##### MATERIAL FOR THIS TASK #####

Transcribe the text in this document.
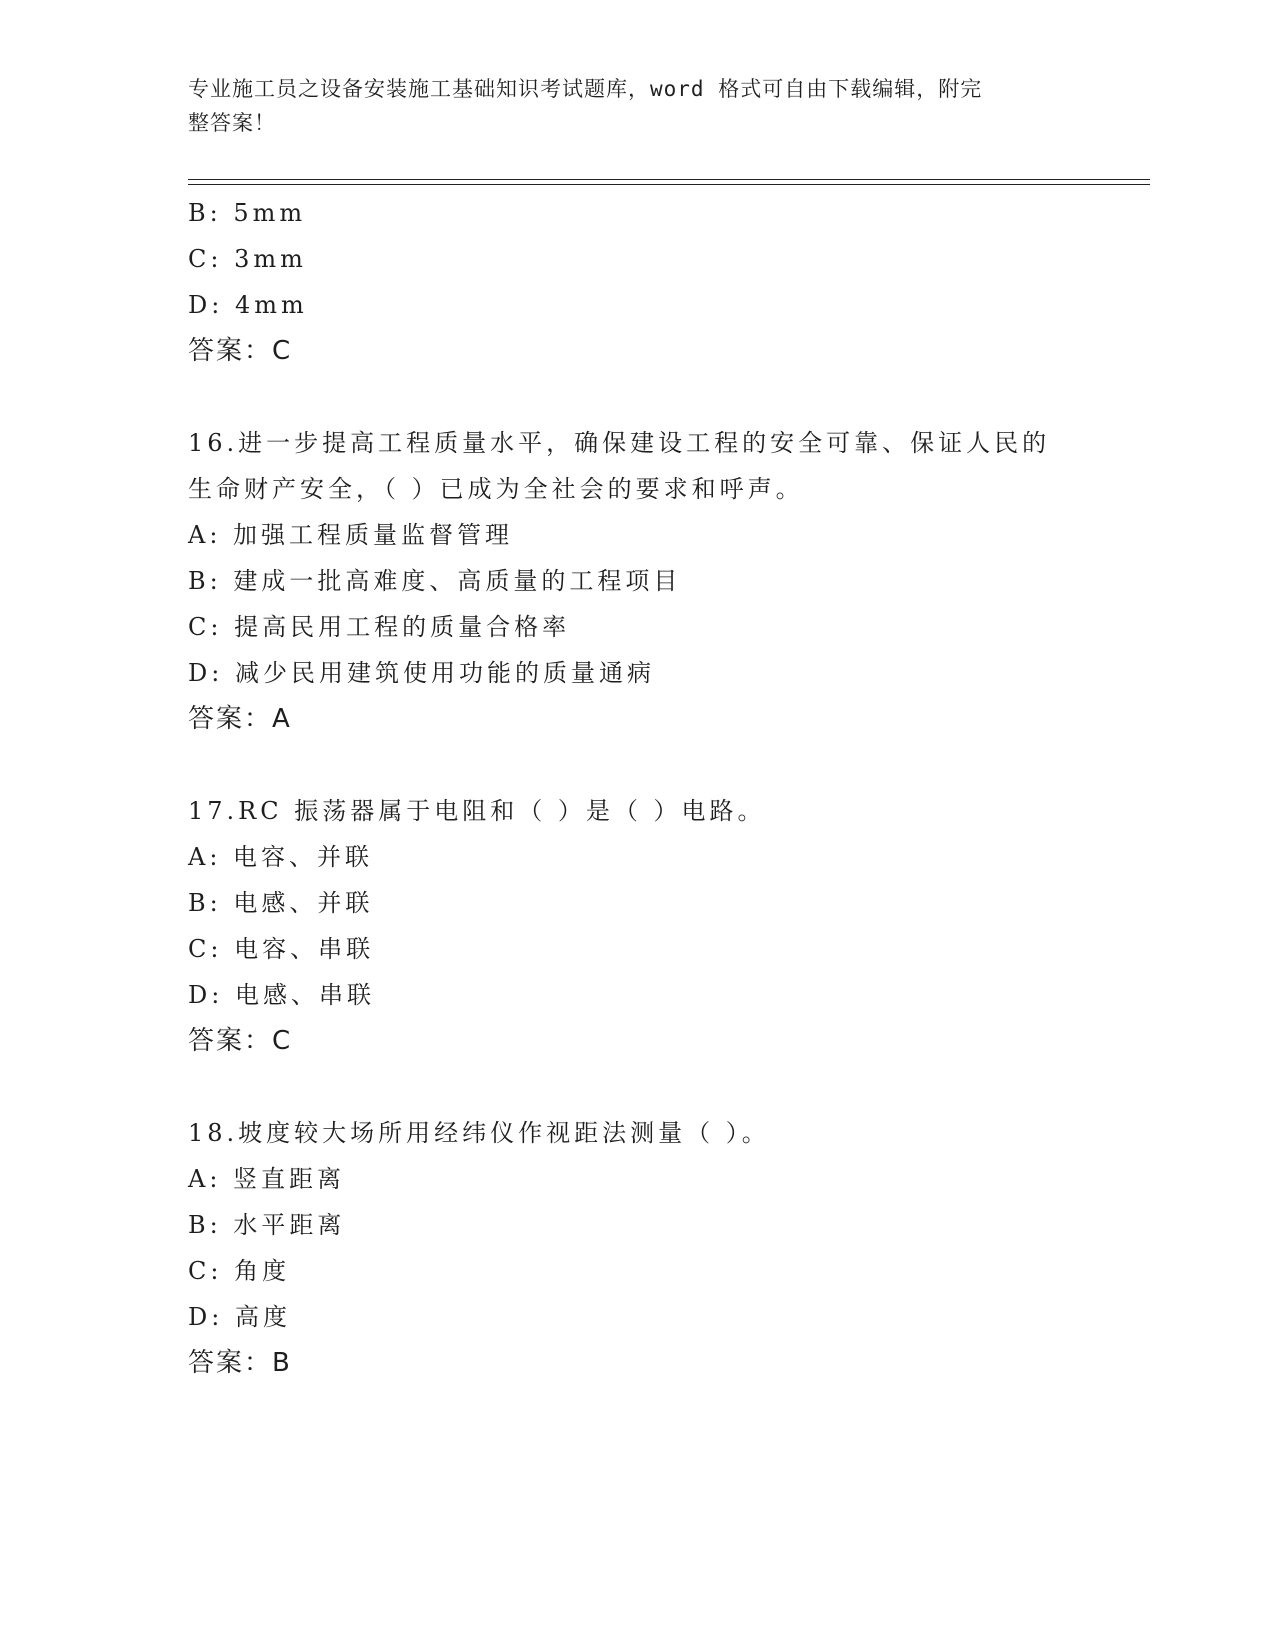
专业施工员之设备安装施工基础知识考试题库，word 格式可自由下载编辑，附完
整答案！
B: 5mm
C: 3mm
D: 4mm
答案：C
16.进一步提高工程质量水平，确保建设工程的安全可靠、保证人民的
生命财产安全，（ ）已成为全社会的要求和呼声。
A: 加强工程质量监督管理
B: 建成一批高难度、高质量的工程项目
C: 提高民用工程的质量合格率
D: 减少民用建筑使用功能的质量通病
答案：A
17.RC 振荡器属于电阻和（ ）是（ ）电路。
A: 电容、并联
B: 电感、并联
C: 电容、串联
D: 电感、串联
答案：C
18.坡度较大场所用经纬仪作视距法测量（ ）。
A: 竖直距离
B: 水平距离
C: 角度
D: 高度
答案：B
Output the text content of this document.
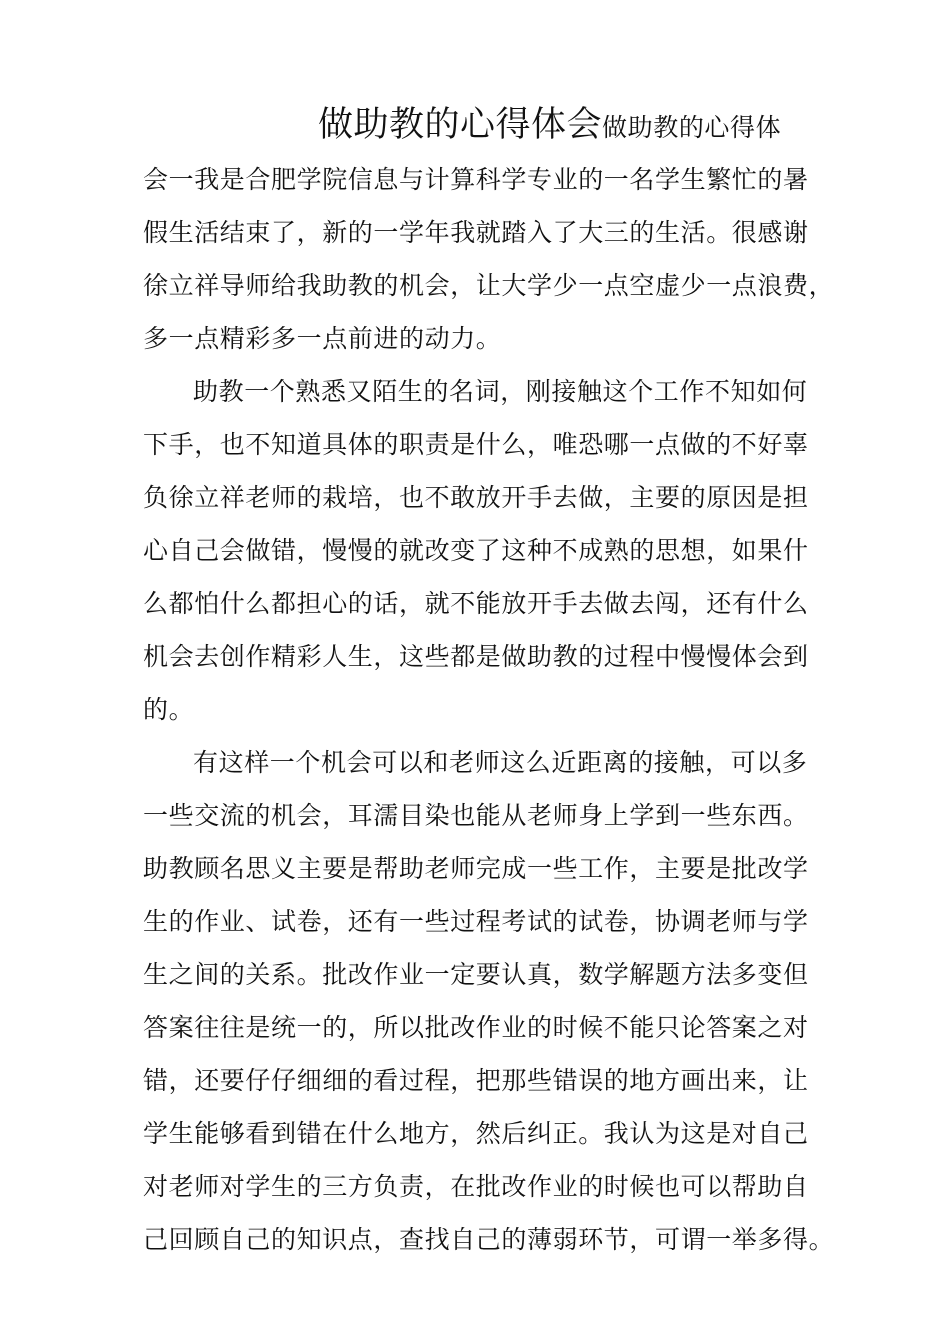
做助教的心得体会做助教的心得体
会一我是合肥学院信息与计算科学专业的一名学生繁忙的暑
假生活结束了，新的一学年我就踏入了大三的生活。很感谢
徐立祥导师给我助教的机会，让大学少一点空虚少一点浪费，
多一点精彩多一点前进的动力。
助教一个熟悉又陌生的名词，刚接触这个工作不知如何
下手，也不知道具体的职责是什么，唯恐哪一点做的不好辜
负徐立祥老师的栽培，也不敢放开手去做，主要的原因是担
心自己会做错，慢慢的就改变了这种不成熟的思想，如果什
么都怕什么都担心的话，就不能放开手去做去闯，还有什么
机会去创作精彩人生，这些都是做助教的过程中慢慢体会到
的。
有这样一个机会可以和老师这么近距离的接触，可以多
一些交流的机会，耳濡目染也能从老师身上学到一些东西。
助教顾名思义主要是帮助老师完成一些工作，主要是批改学
生的作业、试卷，还有一些过程考试的试卷，协调老师与学
生之间的关系。批改作业一定要认真，数学解题方法多变但
答案往往是统一的，所以批改作业的时候不能只论答案之对
错，还要仔仔细细的看过程，把那些错误的地方画出来，让
学生能够看到错在什么地方，然后纠正。我认为这是对自己
对老师对学生的三方负责，在批改作业的时候也可以帮助自
己回顾自己的知识点，查找自己的薄弱环节，可谓一举多得。
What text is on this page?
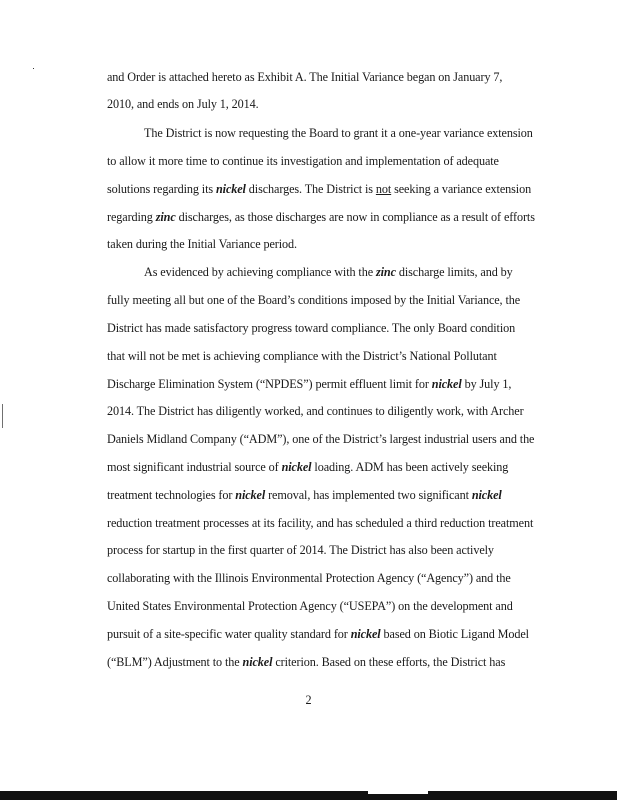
and Order is attached hereto as Exhibit A. The Initial Variance began on January 7,
2010, and ends on July 1, 2014.
The District is now requesting the Board to grant it a one-year variance extension
to allow it more time to continue its investigation and implementation of adequate
solutions regarding its nickel discharges. The District is not seeking a variance extension
regarding zinc discharges, as those discharges are now in compliance as a result of efforts
taken during the Initial Variance period.
As evidenced by achieving compliance with the zinc discharge limits, and by
fully meeting all but one of the Board’s conditions imposed by the Initial Variance, the
District has made satisfactory progress toward compliance. The only Board condition
that will not be met is achieving compliance with the District’s National Pollutant
Discharge Elimination System (“NPDES”) permit effluent limit for nickel by July 1,
2014. The District has diligently worked, and continues to diligently work, with Archer
Daniels Midland Company (“ADM”), one of the District’s largest industrial users and the
most significant industrial source of nickel loading. ADM has been actively seeking
treatment technologies for nickel removal, has implemented two significant nickel
reduction treatment processes at its facility, and has scheduled a third reduction treatment
process for startup in the first quarter of 2014. The District has also been actively
collaborating with the Illinois Environmental Protection Agency (“Agency”) and the
United States Environmental Protection Agency (“USEPA”) on the development and
pursuit of a site-specific water quality standard for nickel based on Biotic Ligand Model
(“BLM”) Adjustment to the nickel criterion. Based on these efforts, the District has
2
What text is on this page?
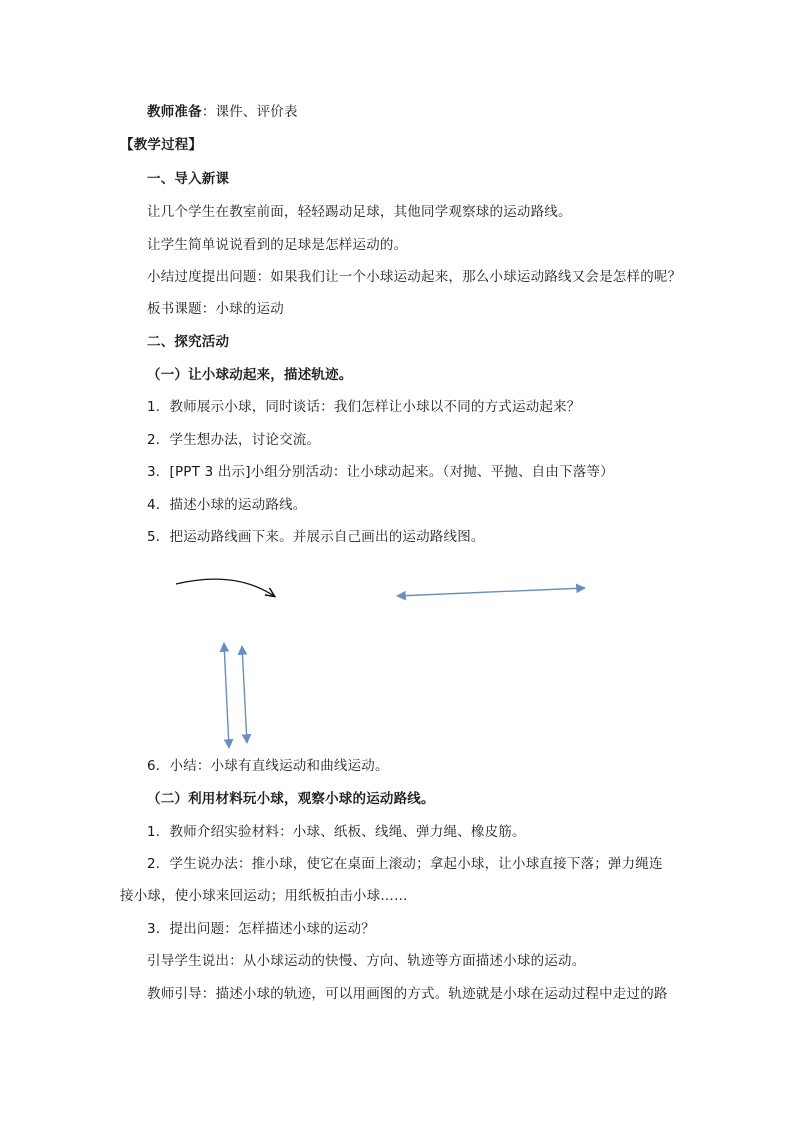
教师准备：课件、评价表
【教学过程】
一、导入新课
让几个学生在教室前面，轻轻踢动足球，其他同学观察球的运动路线。
让学生简单说说看到的足球是怎样运动的。
小结过度提出问题：如果我们让一个小球运动起来，那么小球运动路线又会是怎样的呢？
板书课题：小球的运动
二、探究活动
（一）让小球动起来，描述轨迹。
1．教师展示小球，同时谈话：我们怎样让小球以不同的方式运动起来？
2．学生想办法，讨论交流。
3．[PPT 3 出示]小组分别活动：让小球动起来。（对抛、平抛、自由下落等）
4．描述小球的运动路线。
5．把运动路线画下来。并展示自己画出的运动路线图。
6．小结：小球有直线运动和曲线运动。
（二）利用材料玩小球，观察小球的运动路线。
1．教师介绍实验材料：小球、纸板、线绳、弹力绳、橡皮筋。
2．学生说办法：推小球，使它在桌面上滚动；拿起小球，让小球直接下落；弹力绳连
接小球，使小球来回运动；用纸板拍击小球……
3．提出问题：怎样描述小球的运动？
引导学生说出：从小球运动的快慢、方向、轨迹等方面描述小球的运动。
教师引导：描述小球的轨迹，可以用画图的方式。轨迹就是小球在运动过程中走过的路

#####

» **EXERCISE**
Images in the records should not be copied. Repeat all the rest exactly.

» **WRITTEN ANSWER**
Transcribe the text in this document.
专业施工员之设备安装施工基础知识考试题库，word 格式可自由下载编辑，附完
整答案！
B: 5mm
C: 3mm
D: 4mm
答案：C
16.进一步提高工程质量水平，确保建设工程的安全可靠、保证人民的
生命财产安全，（ ）已成为全社会的要求和呼声。
A: 加强工程质量监督管理
B: 建成一批高难度、高质量的工程项目
C: 提高民用工程的质量合格率
D: 减少民用建筑使用功能的质量通病
答案：A
17.RC 振荡器属于电阻和（ ）是（ ）电路。
A: 电容、并联
B: 电感、并联
C: 电容、串联
D: 电感、串联
答案：C
18.坡度较大场所用经纬仪作视距法测量（ ）。
A: 竖直距离
B: 水平距离
C: 角度
D: 高度
答案：B
Output the text content of this document.
做助教的心得体会做助教的心得体
会一我是合肥学院信息与计算科学专业的一名学生繁忙的暑
假生活结束了，新的一学年我就踏入了大三的生活。很感谢
徐立祥导师给我助教的机会，让大学少一点空虚少一点浪费，
多一点精彩多一点前进的动力。
助教一个熟悉又陌生的名词，刚接触这个工作不知如何
下手，也不知道具体的职责是什么，唯恐哪一点做的不好辜
负徐立祥老师的栽培，也不敢放开手去做，主要的原因是担
心自己会做错，慢慢的就改变了这种不成熟的思想，如果什
么都怕什么都担心的话，就不能放开手去做去闯，还有什么
机会去创作精彩人生，这些都是做助教的过程中慢慢体会到
的。
有这样一个机会可以和老师这么近距离的接触，可以多
一些交流的机会，耳濡目染也能从老师身上学到一些东西。
助教顾名思义主要是帮助老师完成一些工作，主要是批改学
生的作业、试卷，还有一些过程考试的试卷，协调老师与学
生之间的关系。批改作业一定要认真，数学解题方法多变但
答案往往是统一的，所以批改作业的时候不能只论答案之对
错，还要仔仔细细的看过程，把那些错误的地方画出来，让
学生能够看到错在什么地方，然后纠正。我认为这是对自己
对老师对学生的三方负责，在批改作业的时候也可以帮助自
己回顾自己的知识点，查找自己的薄弱环节，可谓一举多得。
What text is on this page?
and Order is attached hereto as Exhibit A. The Initial Variance began on January 7,
2010, and ends on July 1, 2014.
The District is now requesting the Board to grant it a one-year variance extension
to allow it more time to continue its investigation and implementation of adequate
solutions regarding its nickel discharges. The District is not seeking a variance extension
regarding zinc discharges, as those discharges are now in compliance as a result of efforts
taken during the Initial Variance period.
As evidenced by achieving compliance with the zinc discharge limits, and by
fully meeting all but one of the Board’s conditions imposed by the Initial Variance, the
District has made satisfactory progress toward compliance. The only Board condition
that will not be met is achieving compliance with the District’s National Pollutant
Discharge Elimination System (“NPDES”) permit effluent limit for nickel by July 1,
2014. The District has diligently worked, and continues to diligently work, with Archer
Daniels Midland Company (“ADM”), one of the District’s largest industrial users and the
most significant industrial source of nickel loading. ADM has been actively seeking
treatment technologies for nickel removal, has implemented two significant nickel
reduction treatment processes at its facility, and has scheduled a third reduction treatment
process for startup in the first quarter of 2014. The District has also been actively
collaborating with the Illinois Environmental Protection Agency (“Agency”) and the
United States Environmental Protection Agency (“USEPA”) on the development and
pursuit of a site-specific water quality standard for nickel based on Biotic Ligand Model
(“BLM”) Adjustment to the nickel criterion. Based on these efforts, the District has
2
What text is on this page?
教师准备：课件、评价表
【教学过程】
一、导入新课
让几个学生在教室前面，轻轻踢动足球，其他同学观察球的运动路线。
让学生简单说说看到的足球是怎样运动的。
小结过度提出问题：如果我们让一个小球运动起来，那么小球运动路线又会是怎样的呢？
板书课题：小球的运动
二、探究活动
（一）让小球动起来，描述轨迹。
1．教师展示小球，同时谈话：我们怎样让小球以不同的方式运动起来？
2．学生想办法，讨论交流。
3．[PPT 3 出示]小组分别活动：让小球动起来。（对抛、平抛、自由下落等）
4．描述小球的运动路线。
5．把运动路线画下来。并展示自己画出的运动路线图。
6．小结：小球有直线运动和曲线运动。
（二）利用材料玩小球，观察小球的运动路线。
1．教师介绍实验材料：小球、纸板、线绳、弹力绳、橡皮筋。
2．学生说办法：推小球，使它在桌面上滚动；拿起小球，让小球直接下落；弹力绳连
接小球，使小球来回运动；用纸板拍击小球……
3．提出问题：怎样描述小球的运动？
引导学生说出：从小球运动的快慢、方向、轨迹等方面描述小球的运动。
教师引导：描述小球的轨迹，可以用画图的方式。轨迹就是小球在运动过程中走过的路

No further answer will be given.